■ PROVIDED RECORDS ■
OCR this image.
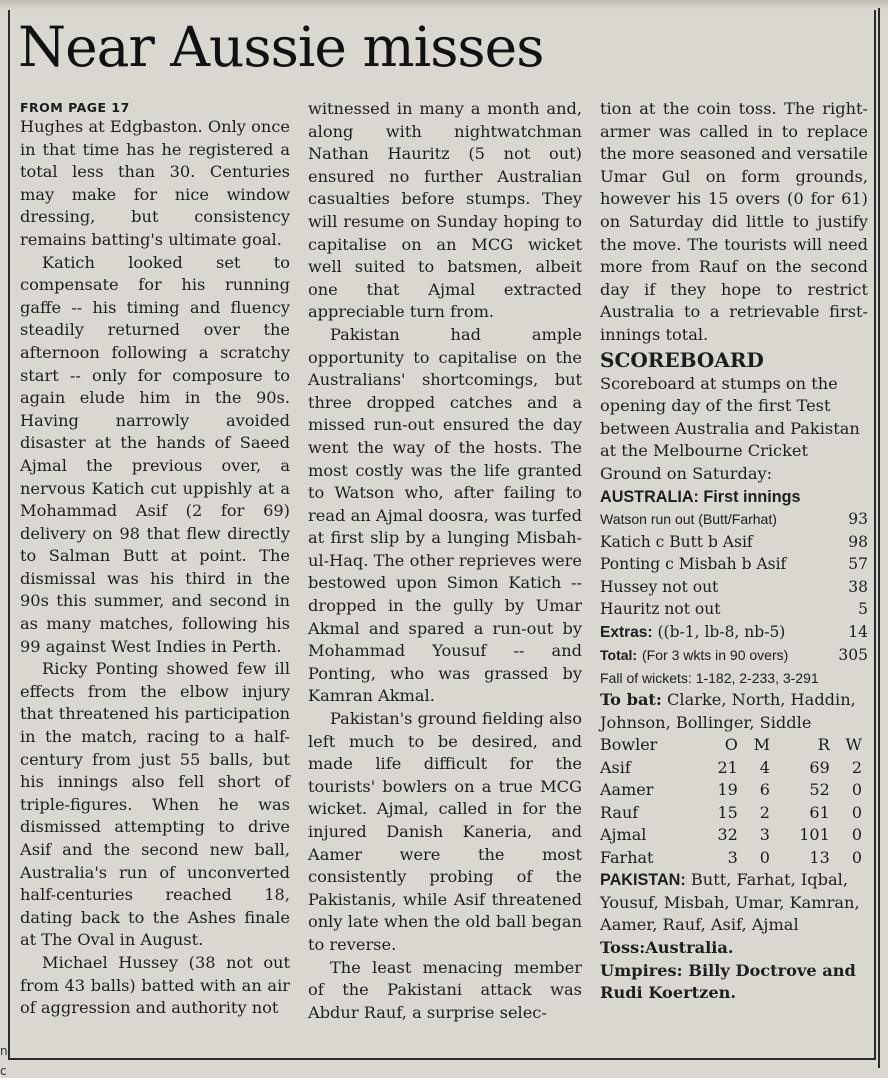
Near Aussie misses

FROM PAGE 17

Hughes at Edgbaston. Only once in that time has he registered a total less than 30. Centuries may make for nice window dressing, but consistency remains batting's ultimate goal.

Katich looked set to compensate for his running gaffe -- his timing and fluency steadily returned over the afternoon following a scratchy start -- only for composure to again elude him in the 90s. Having narrowly avoided disaster at the hands of Saeed Ajmal the previous over, a nervous Katich cut uppishly at a Mohammad Asif (2 for 69) delivery on 98 that flew directly to Salman Butt at point. The dismissal was his third in the 90s this summer, and second in as many matches, following his 99 against West Indies in Perth.

Ricky Ponting showed few ill effects from the elbow injury that threatened his participation in the match, racing to a half-century from just 55 balls, but his innings also fell short of triple-figures. When he was dismissed attempting to drive Asif and the second new ball, Australia's run of unconverted half-centuries reached 18, dating back to the Ashes finale at The Oval in August.

Michael Hussey (38 not out from 43 balls) batted with an air of aggression and authority not

witnessed in many a month and, along with nightwatchman Nathan Hauritz (5 not out) ensured no further Australian casualties before stumps. They will resume on Sunday hoping to capitalise on an MCG wicket well suited to batsmen, albeit one that Ajmal extracted appreciable turn from.

Pakistan had ample opportunity to capitalise on the Australians' shortcomings, but three dropped catches and a missed run-out ensured the day went the way of the hosts. The most costly was the life granted to Watson who, after failing to read an Ajmal doosra, was turfed at first slip by a lunging Misbah-ul-Haq. The other reprieves were bestowed upon Simon Katich -- dropped in the gully by Umar Akmal and spared a run-out by Mohammad Yousuf -- and Ponting, who was grassed by Kamran Akmal.

Pakistan's ground fielding also left much to be desired, and made life difficult for the tourists' bowlers on a true MCG wicket. Ajmal, called in for the injured Danish Kaneria, and Aamer were the most consistently probing of the Pakistanis, while Asif threatened only late when the old ball began to reverse.

The least menacing member of the Pakistani attack was Abdur Rauf, a surprise selec-

tion at the coin toss. The right-armer was called in to replace the more seasoned and versatile Umar Gul on form grounds, however his 15 overs (0 for 61) on Saturday did little to justify the move. The tourists will need more from Rauf on the second day if they hope to restrict Australia to a retrievable first-innings total.

SCOREBOARD

Scoreboard at stumps on the opening day of the first Test between Australia and Pakistan at the Melbourne Cricket Ground on Saturday:

AUSTRALIA: First innings

Watson run out (Butt/Farhat)	93
Katich c Butt b Asif	98
Ponting c Misbah b Asif	57
Hussey not out	38
Hauritz not out	5
Extras: ((b-1, lb-8, nb-5)	14
Total: (For 3 wkts in 90 overs)	305

Fall of wickets: 1-182, 2-233, 3-291

To bat: Clarke, North, Haddin, Johnson, Bollinger, Siddle

Bowler	O	M	R	W
Asif	21	4	69	2
Aamer	19	6	52	0
Rauf	15	2	61	0
Ajmal	32	3	101	0
Farhat	3	0	13	0

PAKISTAN: Butt, Farhat, Iqbal, Yousuf, Misbah, Umar, Kamran, Aamer, Rauf, Asif, Ajmal

Toss:Australia.

Umpires: Billy Doctrove and Rudi Koertzen.

n
c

■ WHAT IS REQUIRED ■
Search the data above for the string "ensured" and copy each line that has it.

■ FINAL ANSWER ■
witnessed in many a month and, along with nightwatchman Nathan Hauritz (5 not out) ensured no further Australian casualties before stumps. They will resume on Sunday hoping to capitalise on an MCG wicket well suited to batsmen, albeit one that Ajmal extracted appreciable turn from.
Pakistan had ample opportunity to capitalise on the Australians' shortcomings, but three dropped catches and a missed run-out ensured the day went the way of the hosts. The most costly was the life granted to Watson who, after failing to read an Ajmal doosra, was turfed at first slip by a lunging Misbah-ul-Haq. The other reprieves were bestowed upon Simon Katich -- dropped in the gully by Umar Akmal and spared a run-out by Mohammad Yousuf -- and Ponting, who was grassed by Kamran Akmal.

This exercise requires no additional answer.